━━ Excerpted data ━━

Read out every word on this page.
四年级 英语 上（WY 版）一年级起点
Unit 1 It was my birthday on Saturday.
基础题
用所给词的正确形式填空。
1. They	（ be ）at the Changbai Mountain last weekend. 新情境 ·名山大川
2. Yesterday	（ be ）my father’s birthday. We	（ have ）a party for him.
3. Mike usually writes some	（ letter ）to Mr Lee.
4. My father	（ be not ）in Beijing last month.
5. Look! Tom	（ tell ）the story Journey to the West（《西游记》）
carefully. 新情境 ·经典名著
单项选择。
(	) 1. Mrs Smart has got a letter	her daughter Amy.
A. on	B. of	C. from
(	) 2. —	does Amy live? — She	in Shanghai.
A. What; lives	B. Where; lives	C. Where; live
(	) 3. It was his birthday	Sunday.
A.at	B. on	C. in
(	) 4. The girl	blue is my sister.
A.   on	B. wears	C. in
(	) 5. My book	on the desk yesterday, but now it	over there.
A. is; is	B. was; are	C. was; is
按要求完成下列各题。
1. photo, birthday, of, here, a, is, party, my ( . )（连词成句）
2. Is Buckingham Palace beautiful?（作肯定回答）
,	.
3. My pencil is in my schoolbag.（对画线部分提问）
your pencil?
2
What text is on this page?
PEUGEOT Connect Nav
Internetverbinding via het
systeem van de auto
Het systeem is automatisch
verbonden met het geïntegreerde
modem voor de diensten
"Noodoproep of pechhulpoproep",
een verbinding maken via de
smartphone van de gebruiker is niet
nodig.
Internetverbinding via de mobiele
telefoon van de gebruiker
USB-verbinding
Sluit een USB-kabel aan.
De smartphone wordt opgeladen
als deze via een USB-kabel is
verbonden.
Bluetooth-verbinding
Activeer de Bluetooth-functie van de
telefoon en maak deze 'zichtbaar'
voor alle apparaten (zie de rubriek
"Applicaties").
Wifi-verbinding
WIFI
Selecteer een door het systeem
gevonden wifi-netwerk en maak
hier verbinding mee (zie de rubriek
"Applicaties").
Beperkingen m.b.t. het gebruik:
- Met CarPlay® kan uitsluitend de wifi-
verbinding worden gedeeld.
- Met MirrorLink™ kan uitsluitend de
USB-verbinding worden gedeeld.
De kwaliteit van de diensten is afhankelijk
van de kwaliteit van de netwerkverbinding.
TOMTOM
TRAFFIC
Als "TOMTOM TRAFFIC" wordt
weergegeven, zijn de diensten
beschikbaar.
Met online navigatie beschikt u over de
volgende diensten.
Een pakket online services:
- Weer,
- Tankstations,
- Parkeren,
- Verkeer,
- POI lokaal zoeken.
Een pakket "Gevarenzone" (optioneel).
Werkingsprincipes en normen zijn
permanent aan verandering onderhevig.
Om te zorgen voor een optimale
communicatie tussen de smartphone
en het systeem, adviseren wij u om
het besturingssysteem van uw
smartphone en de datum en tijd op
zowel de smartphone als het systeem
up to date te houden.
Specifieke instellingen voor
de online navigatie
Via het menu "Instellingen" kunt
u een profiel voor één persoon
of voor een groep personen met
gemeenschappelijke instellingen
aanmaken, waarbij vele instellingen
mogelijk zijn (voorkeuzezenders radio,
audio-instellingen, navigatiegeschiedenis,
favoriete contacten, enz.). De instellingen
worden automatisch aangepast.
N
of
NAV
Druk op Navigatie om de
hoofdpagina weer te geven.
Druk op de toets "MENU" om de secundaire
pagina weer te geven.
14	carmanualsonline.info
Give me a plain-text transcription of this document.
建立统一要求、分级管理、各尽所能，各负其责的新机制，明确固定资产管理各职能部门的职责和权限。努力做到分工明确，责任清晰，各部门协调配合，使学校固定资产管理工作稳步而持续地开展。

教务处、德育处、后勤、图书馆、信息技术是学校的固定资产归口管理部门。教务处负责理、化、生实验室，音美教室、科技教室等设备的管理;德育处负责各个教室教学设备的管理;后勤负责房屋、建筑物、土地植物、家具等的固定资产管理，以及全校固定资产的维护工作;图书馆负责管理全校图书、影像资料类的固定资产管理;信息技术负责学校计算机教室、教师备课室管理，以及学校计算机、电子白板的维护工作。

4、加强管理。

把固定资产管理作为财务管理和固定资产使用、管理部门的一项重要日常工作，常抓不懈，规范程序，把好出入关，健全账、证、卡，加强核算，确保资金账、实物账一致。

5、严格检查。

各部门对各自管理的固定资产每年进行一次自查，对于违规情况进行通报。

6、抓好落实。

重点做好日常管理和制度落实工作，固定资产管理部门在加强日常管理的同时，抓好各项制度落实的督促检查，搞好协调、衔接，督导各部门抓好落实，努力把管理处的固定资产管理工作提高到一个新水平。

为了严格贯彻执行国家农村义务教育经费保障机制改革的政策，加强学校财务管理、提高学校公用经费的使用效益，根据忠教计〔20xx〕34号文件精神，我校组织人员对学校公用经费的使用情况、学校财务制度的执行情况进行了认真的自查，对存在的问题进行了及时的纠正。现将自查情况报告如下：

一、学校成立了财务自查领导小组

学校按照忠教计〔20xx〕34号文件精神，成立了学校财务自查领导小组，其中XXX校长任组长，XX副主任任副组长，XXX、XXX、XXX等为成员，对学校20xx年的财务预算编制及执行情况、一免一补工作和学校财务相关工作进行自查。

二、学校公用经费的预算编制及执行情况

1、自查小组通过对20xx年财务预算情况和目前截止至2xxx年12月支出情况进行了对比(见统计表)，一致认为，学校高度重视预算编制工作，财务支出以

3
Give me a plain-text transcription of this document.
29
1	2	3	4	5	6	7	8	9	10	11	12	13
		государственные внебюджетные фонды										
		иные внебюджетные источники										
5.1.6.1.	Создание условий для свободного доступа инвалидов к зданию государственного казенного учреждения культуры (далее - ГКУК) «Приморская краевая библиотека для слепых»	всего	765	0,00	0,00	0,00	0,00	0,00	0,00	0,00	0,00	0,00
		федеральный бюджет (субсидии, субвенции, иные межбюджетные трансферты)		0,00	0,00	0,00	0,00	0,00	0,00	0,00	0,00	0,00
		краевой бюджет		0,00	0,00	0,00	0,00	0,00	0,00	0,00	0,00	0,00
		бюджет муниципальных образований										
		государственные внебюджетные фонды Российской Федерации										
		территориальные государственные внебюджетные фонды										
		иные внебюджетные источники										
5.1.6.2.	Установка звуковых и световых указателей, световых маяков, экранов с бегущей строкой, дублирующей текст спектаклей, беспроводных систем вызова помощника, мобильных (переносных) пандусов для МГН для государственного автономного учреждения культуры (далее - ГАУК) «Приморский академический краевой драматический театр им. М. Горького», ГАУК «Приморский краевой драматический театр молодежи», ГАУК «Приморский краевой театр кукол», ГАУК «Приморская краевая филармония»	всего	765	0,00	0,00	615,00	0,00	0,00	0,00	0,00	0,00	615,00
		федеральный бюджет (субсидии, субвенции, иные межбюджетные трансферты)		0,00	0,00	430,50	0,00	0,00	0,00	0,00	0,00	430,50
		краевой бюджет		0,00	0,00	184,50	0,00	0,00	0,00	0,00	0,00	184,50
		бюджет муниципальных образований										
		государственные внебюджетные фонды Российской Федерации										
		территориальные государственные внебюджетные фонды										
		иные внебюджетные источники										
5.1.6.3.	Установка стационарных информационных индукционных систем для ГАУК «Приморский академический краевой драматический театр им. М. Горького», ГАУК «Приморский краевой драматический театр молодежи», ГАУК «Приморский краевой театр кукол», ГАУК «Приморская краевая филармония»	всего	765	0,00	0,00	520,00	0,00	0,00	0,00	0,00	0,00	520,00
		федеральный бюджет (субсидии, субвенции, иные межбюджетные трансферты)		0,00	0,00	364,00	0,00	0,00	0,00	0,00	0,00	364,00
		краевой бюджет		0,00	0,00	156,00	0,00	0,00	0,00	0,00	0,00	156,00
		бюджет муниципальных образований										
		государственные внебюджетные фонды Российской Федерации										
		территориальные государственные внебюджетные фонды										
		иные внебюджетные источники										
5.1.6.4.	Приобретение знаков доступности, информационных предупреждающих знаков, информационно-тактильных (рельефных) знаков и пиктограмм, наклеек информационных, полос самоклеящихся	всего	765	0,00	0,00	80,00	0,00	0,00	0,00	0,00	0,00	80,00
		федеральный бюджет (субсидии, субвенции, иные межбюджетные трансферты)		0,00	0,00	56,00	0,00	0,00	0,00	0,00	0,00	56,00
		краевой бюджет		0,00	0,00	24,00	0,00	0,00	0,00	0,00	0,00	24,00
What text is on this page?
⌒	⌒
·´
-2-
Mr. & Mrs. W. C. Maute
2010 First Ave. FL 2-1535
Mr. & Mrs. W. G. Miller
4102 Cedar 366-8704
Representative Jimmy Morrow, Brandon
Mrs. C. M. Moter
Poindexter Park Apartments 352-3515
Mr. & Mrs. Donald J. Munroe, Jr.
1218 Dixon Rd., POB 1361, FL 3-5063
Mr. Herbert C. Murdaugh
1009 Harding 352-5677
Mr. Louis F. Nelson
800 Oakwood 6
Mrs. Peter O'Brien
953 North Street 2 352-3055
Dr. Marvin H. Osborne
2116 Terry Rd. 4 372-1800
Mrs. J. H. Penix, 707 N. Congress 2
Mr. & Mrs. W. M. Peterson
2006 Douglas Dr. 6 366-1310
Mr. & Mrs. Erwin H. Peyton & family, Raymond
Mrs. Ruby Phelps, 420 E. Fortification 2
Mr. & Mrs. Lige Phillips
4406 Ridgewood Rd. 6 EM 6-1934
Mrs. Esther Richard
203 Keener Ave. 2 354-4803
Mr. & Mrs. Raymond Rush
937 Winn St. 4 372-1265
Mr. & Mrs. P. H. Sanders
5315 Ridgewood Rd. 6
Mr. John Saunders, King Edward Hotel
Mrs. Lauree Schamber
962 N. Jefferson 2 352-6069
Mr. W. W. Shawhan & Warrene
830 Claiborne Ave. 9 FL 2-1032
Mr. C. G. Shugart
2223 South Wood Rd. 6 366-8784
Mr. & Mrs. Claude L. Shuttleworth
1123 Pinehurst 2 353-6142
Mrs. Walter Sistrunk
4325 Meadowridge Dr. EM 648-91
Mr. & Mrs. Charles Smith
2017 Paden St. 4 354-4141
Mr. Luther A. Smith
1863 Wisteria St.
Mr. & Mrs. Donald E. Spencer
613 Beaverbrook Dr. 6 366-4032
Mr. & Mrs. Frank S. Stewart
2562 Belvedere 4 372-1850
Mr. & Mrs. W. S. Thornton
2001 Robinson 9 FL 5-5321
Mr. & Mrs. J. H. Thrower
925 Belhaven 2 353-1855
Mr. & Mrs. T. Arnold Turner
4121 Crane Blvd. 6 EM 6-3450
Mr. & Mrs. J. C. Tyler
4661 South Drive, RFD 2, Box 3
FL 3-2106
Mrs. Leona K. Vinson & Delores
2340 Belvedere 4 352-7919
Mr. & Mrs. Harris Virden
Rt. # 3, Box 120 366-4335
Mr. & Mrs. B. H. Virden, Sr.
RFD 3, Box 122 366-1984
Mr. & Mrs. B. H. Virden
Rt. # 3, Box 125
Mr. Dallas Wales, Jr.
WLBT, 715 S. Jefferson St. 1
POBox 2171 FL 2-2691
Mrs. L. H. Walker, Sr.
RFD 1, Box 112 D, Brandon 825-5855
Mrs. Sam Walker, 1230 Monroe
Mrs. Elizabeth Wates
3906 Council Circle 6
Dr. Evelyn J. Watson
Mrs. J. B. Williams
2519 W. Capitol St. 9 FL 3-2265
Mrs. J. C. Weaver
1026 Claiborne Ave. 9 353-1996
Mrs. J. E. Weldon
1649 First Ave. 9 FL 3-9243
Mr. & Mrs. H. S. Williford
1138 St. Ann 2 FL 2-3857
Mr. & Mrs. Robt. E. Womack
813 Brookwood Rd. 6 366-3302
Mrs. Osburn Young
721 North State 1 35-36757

━━━

• Work to do: Copy all lines from the entries that contain the word "uitsluitend".

• The response:
- Met CarPlay® kan uitsluitend de wifi-
- Met MirrorLink™ kan uitsluitend de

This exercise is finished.